■ **Objective**: Only lines with the word "нахождения" are needed; collect each of them from the listing below.

■ **The data**:
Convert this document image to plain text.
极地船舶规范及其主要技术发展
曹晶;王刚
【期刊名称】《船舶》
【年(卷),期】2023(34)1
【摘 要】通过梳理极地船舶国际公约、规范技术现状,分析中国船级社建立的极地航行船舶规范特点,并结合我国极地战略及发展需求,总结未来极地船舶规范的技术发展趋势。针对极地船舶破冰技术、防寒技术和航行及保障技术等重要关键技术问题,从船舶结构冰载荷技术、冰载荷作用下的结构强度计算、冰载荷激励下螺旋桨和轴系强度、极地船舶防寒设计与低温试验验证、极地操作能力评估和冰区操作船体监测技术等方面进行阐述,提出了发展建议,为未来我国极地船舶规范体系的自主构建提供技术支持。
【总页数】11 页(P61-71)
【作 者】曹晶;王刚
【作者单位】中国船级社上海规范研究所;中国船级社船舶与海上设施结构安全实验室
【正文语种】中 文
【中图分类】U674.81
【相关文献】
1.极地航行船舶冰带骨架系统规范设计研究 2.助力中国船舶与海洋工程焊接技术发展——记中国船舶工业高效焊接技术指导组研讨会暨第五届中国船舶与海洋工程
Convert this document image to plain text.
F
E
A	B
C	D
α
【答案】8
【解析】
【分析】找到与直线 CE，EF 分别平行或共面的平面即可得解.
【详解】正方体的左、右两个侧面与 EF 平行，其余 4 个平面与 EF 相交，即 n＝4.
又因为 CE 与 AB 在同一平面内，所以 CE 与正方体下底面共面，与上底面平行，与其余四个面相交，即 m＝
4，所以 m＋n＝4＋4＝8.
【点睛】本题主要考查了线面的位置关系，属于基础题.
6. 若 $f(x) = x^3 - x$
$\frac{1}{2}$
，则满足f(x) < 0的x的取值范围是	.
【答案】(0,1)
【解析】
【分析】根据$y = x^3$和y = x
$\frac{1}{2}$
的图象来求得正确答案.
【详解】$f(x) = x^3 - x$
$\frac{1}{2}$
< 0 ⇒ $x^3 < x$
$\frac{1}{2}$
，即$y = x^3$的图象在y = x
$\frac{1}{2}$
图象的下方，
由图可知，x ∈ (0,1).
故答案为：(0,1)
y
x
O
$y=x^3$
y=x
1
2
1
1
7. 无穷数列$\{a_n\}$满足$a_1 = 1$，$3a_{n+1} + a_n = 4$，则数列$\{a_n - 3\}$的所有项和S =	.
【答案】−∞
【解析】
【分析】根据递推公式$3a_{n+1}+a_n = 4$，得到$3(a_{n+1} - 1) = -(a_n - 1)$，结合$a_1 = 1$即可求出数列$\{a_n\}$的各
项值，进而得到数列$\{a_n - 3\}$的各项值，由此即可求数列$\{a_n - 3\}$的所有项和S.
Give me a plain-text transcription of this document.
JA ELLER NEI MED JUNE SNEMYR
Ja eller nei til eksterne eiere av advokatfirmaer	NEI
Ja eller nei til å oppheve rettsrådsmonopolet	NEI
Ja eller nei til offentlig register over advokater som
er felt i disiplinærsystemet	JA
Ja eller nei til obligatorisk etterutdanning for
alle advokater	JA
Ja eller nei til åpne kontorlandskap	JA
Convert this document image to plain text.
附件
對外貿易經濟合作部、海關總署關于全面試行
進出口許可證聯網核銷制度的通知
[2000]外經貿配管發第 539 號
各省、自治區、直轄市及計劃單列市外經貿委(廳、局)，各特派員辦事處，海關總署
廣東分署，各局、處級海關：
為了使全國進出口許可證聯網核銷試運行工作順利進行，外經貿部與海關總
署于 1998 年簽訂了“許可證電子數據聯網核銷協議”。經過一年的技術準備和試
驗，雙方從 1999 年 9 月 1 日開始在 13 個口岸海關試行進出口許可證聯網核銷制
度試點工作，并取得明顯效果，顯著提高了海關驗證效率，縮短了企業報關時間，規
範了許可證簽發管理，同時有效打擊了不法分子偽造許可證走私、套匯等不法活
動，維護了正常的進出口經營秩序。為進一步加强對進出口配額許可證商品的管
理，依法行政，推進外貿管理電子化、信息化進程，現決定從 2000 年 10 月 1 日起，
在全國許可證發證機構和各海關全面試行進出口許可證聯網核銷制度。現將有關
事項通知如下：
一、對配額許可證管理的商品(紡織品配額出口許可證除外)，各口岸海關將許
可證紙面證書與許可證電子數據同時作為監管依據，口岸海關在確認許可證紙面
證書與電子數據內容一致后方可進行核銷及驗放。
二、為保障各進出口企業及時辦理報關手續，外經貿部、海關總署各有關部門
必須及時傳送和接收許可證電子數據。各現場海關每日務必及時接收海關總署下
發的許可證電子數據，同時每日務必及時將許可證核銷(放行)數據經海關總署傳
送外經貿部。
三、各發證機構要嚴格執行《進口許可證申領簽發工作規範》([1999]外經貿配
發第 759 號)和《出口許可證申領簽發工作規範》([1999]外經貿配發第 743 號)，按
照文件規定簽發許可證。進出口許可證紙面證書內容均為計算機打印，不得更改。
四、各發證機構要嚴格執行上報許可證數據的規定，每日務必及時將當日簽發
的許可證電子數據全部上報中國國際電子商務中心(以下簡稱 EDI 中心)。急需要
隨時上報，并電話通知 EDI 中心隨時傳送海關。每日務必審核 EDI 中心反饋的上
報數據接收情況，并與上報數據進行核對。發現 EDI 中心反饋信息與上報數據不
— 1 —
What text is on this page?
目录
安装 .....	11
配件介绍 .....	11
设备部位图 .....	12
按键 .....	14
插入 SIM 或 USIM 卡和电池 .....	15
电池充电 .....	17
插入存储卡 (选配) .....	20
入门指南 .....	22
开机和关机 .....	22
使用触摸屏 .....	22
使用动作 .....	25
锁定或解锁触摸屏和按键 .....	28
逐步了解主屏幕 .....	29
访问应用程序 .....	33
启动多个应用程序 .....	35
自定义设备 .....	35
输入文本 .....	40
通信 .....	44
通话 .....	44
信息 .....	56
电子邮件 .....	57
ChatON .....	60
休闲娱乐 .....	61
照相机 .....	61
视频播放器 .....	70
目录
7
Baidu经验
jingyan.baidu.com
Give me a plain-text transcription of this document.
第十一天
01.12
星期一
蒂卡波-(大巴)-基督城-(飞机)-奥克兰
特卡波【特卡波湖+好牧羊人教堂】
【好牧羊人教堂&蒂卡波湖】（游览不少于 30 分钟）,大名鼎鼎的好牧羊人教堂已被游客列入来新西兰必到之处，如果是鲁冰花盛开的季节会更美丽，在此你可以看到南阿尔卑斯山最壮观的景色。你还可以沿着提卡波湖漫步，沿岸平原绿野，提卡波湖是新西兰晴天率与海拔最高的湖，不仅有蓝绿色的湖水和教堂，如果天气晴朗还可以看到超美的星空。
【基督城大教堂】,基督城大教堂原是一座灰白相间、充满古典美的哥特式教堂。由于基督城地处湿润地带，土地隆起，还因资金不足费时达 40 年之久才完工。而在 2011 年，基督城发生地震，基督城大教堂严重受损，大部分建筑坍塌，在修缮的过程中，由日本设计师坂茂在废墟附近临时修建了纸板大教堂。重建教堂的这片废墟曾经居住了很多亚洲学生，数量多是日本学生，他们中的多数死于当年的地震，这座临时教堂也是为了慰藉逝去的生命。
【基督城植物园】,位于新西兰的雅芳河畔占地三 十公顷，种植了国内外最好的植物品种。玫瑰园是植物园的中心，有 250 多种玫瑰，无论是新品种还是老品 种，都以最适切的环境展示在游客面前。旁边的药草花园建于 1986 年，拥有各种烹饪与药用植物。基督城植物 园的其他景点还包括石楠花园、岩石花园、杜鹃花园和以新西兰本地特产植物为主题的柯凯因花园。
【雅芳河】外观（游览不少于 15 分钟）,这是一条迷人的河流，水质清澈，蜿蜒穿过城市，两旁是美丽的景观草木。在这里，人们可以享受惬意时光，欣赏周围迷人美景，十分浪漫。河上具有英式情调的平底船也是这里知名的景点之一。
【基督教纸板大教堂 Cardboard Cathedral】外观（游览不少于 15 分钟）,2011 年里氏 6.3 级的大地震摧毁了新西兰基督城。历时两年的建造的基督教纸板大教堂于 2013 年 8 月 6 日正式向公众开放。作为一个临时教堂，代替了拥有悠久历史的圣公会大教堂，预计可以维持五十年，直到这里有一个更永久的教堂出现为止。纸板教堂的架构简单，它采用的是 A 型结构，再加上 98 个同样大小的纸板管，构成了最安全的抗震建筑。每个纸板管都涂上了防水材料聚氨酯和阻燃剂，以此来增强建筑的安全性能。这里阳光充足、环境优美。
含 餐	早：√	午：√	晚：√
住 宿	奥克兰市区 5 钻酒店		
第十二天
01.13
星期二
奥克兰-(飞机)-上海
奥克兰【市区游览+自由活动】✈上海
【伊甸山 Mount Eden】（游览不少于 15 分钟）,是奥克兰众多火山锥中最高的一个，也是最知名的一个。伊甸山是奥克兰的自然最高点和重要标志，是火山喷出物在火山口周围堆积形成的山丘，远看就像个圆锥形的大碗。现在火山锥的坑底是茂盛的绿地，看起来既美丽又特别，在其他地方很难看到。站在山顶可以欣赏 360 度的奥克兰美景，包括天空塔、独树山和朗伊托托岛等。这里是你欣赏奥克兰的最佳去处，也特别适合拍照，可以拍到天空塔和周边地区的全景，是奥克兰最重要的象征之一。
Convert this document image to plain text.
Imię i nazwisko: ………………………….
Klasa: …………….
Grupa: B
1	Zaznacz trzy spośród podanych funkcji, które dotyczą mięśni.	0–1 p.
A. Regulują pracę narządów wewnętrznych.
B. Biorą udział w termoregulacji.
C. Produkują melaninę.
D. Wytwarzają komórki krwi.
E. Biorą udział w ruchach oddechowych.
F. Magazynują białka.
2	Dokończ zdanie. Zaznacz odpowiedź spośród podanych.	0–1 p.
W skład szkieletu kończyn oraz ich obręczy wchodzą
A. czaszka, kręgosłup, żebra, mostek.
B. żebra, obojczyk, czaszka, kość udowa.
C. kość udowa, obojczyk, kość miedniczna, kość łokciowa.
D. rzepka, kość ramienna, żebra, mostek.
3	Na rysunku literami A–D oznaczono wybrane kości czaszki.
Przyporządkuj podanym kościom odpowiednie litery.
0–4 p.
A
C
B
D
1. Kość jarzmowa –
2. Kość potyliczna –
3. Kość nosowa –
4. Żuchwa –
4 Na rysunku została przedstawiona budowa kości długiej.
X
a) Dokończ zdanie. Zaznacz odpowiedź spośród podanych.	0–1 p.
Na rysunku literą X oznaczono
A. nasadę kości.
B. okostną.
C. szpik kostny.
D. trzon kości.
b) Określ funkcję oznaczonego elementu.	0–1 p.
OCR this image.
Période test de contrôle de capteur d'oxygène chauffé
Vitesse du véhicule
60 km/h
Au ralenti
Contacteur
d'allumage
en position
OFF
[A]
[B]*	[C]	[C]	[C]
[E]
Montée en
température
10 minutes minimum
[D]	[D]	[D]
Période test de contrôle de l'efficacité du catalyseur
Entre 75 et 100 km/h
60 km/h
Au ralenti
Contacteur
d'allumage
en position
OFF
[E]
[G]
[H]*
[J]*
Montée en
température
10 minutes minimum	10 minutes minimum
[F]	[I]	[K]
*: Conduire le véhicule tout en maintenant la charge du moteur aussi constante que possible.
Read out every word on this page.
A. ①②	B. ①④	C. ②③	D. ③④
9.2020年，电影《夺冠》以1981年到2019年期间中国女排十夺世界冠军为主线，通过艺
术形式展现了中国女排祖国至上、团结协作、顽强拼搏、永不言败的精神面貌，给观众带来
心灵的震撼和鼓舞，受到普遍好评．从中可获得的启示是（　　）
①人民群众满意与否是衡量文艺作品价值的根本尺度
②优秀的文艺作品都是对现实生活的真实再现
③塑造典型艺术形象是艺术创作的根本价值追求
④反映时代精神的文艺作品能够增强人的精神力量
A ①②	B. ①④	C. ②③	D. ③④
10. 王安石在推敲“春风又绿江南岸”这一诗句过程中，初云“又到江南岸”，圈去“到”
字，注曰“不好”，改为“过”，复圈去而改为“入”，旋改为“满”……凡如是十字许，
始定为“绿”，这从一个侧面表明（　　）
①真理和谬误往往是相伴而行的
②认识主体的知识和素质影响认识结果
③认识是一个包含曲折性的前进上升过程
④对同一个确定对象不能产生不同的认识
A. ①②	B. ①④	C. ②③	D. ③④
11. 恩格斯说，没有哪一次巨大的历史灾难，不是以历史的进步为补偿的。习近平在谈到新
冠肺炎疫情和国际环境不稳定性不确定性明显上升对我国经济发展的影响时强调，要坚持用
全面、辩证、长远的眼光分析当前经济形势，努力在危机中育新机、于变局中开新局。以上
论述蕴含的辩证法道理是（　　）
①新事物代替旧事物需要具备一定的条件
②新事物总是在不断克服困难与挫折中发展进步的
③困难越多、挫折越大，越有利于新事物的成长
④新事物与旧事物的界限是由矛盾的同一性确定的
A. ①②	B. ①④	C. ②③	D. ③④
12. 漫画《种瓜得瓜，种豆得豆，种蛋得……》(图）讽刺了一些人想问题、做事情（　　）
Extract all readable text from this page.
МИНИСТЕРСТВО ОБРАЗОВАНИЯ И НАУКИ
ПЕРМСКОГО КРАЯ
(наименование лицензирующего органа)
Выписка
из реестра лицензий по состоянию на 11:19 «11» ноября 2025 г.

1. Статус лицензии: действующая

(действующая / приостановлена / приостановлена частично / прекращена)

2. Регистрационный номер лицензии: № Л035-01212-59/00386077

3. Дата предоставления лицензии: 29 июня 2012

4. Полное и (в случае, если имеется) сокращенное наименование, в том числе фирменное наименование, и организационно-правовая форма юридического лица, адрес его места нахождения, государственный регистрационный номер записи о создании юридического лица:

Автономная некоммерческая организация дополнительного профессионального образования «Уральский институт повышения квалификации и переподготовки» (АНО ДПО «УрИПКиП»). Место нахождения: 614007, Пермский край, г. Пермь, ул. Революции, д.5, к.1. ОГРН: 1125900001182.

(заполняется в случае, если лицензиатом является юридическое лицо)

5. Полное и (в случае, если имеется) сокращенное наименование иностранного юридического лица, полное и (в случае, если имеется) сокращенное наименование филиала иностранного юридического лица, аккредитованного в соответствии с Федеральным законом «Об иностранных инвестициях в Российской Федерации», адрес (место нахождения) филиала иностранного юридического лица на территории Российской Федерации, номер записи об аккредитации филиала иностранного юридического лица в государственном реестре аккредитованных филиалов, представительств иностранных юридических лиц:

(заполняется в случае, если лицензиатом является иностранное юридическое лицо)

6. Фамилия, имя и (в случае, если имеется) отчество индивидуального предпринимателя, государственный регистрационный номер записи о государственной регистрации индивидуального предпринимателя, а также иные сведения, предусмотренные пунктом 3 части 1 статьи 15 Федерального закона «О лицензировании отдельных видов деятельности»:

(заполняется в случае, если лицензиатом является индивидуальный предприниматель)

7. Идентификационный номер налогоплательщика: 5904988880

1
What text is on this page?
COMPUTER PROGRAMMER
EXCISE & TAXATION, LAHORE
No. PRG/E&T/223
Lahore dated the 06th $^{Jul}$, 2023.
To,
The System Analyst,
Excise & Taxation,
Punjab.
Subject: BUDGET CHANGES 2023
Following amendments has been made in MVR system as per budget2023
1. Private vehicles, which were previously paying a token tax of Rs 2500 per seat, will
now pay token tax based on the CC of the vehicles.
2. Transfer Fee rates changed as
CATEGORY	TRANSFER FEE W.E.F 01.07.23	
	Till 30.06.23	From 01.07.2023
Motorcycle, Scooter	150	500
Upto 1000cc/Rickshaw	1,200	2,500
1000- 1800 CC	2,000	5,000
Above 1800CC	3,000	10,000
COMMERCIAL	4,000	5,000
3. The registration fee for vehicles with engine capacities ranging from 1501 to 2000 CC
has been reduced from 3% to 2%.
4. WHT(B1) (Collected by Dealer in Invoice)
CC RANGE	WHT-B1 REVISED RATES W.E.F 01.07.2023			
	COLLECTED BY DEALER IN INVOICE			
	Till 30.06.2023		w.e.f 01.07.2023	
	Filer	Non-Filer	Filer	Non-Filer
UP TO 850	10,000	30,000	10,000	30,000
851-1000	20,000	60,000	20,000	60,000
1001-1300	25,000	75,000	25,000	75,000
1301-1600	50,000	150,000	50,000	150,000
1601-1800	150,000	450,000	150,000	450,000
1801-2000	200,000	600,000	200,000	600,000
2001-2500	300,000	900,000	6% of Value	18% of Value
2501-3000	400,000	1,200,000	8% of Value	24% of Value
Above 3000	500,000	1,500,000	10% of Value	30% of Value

■ **Response**:
4. Полное и (в случае, если имеется) сокращенное наименование, в том числе фирменное наименование, и организационно-правовая форма юридического лица, адрес его места нахождения, государственный регистрационный номер записи о создании юридического лица:
Автономная некоммерческая организация дополнительного профессионального образования «Уральский институт повышения квалификации и переподготовки» (АНО ДПО «УрИПКиП»). Место нахождения: 614007, Пермский край, г. Пермь, ул. Революции, д.5, к.1. ОГРН: 1125900001182.
5. Полное и (в случае, если имеется) сокращенное наименование иностранного юридического лица, полное и (в случае, если имеется) сокращенное наименование филиала иностранного юридического лица, аккредитованного в соответствии с Федеральным законом «Об иностранных инвестициях в Российской Федерации», адрес (место нахождения) филиала иностранного юридического лица на территории Российской Федерации, номер записи об аккредитации филиала иностранного юридического лица в государственном реестре аккредитованных филиалов, представительств иностранных юридических лиц:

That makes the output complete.